■ Written task
Reproduce the records below in full, substituting "legend-text" for every occurrence of "legend-label" and leaving everything else unchanged.
----- Available records -----
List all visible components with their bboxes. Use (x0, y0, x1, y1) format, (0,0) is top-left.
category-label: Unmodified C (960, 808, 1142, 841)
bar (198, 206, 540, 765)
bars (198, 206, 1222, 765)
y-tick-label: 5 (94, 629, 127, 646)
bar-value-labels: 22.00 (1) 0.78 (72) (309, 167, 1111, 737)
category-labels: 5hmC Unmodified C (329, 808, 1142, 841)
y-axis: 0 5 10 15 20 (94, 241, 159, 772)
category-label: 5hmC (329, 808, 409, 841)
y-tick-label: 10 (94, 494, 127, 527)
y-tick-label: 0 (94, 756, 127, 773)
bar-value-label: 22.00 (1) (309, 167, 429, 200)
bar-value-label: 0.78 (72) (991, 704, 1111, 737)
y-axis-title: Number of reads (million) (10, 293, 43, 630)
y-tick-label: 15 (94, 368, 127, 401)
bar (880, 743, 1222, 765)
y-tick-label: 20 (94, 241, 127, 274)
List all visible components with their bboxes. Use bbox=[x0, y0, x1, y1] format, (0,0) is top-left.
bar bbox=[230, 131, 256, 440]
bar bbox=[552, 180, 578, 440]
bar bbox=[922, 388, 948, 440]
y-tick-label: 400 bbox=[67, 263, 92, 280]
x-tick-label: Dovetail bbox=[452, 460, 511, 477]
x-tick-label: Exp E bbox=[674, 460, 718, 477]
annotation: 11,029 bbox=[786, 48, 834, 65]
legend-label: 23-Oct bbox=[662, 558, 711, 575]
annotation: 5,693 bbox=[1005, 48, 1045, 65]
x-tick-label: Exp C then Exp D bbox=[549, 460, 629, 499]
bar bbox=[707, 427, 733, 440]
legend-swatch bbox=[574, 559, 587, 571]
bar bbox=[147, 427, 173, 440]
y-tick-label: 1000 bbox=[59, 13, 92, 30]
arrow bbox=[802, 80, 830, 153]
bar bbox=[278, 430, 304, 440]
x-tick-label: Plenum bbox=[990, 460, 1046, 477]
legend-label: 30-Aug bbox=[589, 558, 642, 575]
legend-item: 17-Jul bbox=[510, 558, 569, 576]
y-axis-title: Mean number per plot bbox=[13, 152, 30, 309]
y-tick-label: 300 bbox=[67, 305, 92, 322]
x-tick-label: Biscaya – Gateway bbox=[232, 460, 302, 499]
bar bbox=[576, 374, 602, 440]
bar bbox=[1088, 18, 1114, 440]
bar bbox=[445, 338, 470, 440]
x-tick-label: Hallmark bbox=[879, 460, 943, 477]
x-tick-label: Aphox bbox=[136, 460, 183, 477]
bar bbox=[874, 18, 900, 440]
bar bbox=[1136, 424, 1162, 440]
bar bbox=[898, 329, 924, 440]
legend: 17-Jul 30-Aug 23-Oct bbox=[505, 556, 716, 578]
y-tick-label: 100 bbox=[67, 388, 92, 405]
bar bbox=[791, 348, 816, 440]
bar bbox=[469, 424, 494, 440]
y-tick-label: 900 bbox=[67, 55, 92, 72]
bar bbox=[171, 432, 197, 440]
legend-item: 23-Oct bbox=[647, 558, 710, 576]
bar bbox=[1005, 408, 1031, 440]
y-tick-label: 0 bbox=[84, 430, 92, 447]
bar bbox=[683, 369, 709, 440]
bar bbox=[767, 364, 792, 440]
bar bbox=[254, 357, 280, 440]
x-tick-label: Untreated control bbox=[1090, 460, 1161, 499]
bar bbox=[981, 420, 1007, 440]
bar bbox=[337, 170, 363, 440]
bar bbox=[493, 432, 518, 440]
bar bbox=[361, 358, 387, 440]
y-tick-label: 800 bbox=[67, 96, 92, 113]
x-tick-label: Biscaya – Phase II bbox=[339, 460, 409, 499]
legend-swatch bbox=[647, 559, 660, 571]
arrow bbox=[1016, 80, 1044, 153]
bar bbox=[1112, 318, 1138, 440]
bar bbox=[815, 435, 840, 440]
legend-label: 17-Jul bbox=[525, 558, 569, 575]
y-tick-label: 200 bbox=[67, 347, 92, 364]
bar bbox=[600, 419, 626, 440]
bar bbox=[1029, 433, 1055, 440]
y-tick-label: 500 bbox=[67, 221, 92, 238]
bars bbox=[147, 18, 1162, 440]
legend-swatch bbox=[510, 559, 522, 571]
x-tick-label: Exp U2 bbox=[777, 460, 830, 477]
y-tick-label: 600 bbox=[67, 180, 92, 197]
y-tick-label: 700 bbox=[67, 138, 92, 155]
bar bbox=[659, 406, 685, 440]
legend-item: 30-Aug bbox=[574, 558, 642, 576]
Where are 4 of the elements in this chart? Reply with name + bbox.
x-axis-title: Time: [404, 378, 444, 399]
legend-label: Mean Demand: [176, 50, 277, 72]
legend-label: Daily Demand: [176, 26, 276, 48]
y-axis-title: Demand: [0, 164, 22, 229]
-----
■ Worked solution
List all visible components with their bboxes. Use (x0, y0, x1, y1) format, (0,0) is top-left.
category-label: Unmodified C (960, 808, 1142, 841)
bar (198, 206, 540, 765)
bars (198, 206, 1222, 765)
y-tick-label: 5 (94, 629, 127, 646)
bar-value-labels: 22.00 (1) 0.78 (72) (309, 167, 1111, 737)
category-labels: 5hmC Unmodified C (329, 808, 1142, 841)
y-axis: 0 5 10 15 20 (94, 241, 159, 772)
category-label: 5hmC (329, 808, 409, 841)
y-tick-label: 10 (94, 494, 127, 527)
y-tick-label: 0 (94, 756, 127, 773)
bar-value-label: 22.00 (1) (309, 167, 429, 200)
bar-value-label: 0.78 (72) (991, 704, 1111, 737)
y-axis-title: Number of reads (million) (10, 293, 43, 630)
y-tick-label: 15 (94, 368, 127, 401)
bar (880, 743, 1222, 765)
y-tick-label: 20 (94, 241, 127, 274)
List all visible components with their bboxes. Use bbox=[x0, y0, x1, y1] format, (0,0) is top-left.
bar bbox=[230, 131, 256, 440]
bar bbox=[552, 180, 578, 440]
bar bbox=[922, 388, 948, 440]
y-tick-label: 400 bbox=[67, 263, 92, 280]
x-tick-label: Dovetail bbox=[452, 460, 511, 477]
x-tick-label: Exp E bbox=[674, 460, 718, 477]
annotation: 11,029 bbox=[786, 48, 834, 65]
legend-text: 23-Oct bbox=[662, 558, 711, 575]
annotation: 5,693 bbox=[1005, 48, 1045, 65]
x-tick-label: Exp C then Exp D bbox=[549, 460, 629, 499]
bar bbox=[707, 427, 733, 440]
legend-swatch bbox=[574, 559, 587, 571]
bar bbox=[147, 427, 173, 440]
y-tick-label: 1000 bbox=[59, 13, 92, 30]
arrow bbox=[802, 80, 830, 153]
bar bbox=[278, 430, 304, 440]
x-tick-label: Plenum bbox=[990, 460, 1046, 477]
legend-text: 30-Aug bbox=[589, 558, 642, 575]
legend-item: 17-Jul bbox=[510, 558, 569, 576]
y-axis-title: Mean number per plot bbox=[13, 152, 30, 309]
y-tick-label: 300 bbox=[67, 305, 92, 322]
x-tick-label: Biscaya – Gateway bbox=[232, 460, 302, 499]
bar bbox=[576, 374, 602, 440]
bar bbox=[1088, 18, 1114, 440]
bar bbox=[445, 338, 470, 440]
x-tick-label: Hallmark bbox=[879, 460, 943, 477]
x-tick-label: Aphox bbox=[136, 460, 183, 477]
bar bbox=[874, 18, 900, 440]
bar bbox=[1136, 424, 1162, 440]
bar bbox=[898, 329, 924, 440]
legend: 17-Jul 30-Aug 23-Oct bbox=[505, 556, 716, 578]
y-tick-label: 100 bbox=[67, 388, 92, 405]
bar bbox=[791, 348, 816, 440]
bar bbox=[469, 424, 494, 440]
y-tick-label: 900 bbox=[67, 55, 92, 72]
bar bbox=[171, 432, 197, 440]
legend-item: 23-Oct bbox=[647, 558, 710, 576]
bar bbox=[1005, 408, 1031, 440]
y-tick-label: 0 bbox=[84, 430, 92, 447]
bar bbox=[683, 369, 709, 440]
bar bbox=[767, 364, 792, 440]
bar bbox=[254, 357, 280, 440]
x-tick-label: Untreated control bbox=[1090, 460, 1161, 499]
bar bbox=[981, 420, 1007, 440]
bar bbox=[337, 170, 363, 440]
bar bbox=[493, 432, 518, 440]
bar bbox=[361, 358, 387, 440]
y-tick-label: 800 bbox=[67, 96, 92, 113]
x-tick-label: Biscaya – Phase II bbox=[339, 460, 409, 499]
legend-swatch bbox=[647, 559, 660, 571]
arrow bbox=[1016, 80, 1044, 153]
bar bbox=[1112, 318, 1138, 440]
bar bbox=[815, 435, 840, 440]
legend-text: 17-Jul bbox=[525, 558, 569, 575]
y-tick-label: 200 bbox=[67, 347, 92, 364]
bar bbox=[600, 419, 626, 440]
bar bbox=[1029, 433, 1055, 440]
y-tick-label: 500 bbox=[67, 221, 92, 238]
bars bbox=[147, 18, 1162, 440]
legend-swatch bbox=[510, 559, 522, 571]
x-tick-label: Exp U2 bbox=[777, 460, 830, 477]
y-tick-label: 600 bbox=[67, 180, 92, 197]
y-tick-label: 700 bbox=[67, 138, 92, 155]
bar bbox=[659, 406, 685, 440]
legend-item: 30-Aug bbox=[574, 558, 642, 576]
Where are 4 of the elements in this chart? Reply with name + bbox.
x-axis-title: Time: [404, 378, 444, 399]
legend-text: Mean Demand: [176, 50, 277, 72]
legend-text: Daily Demand: [176, 26, 276, 48]
y-axis-title: Demand: [0, 164, 22, 229]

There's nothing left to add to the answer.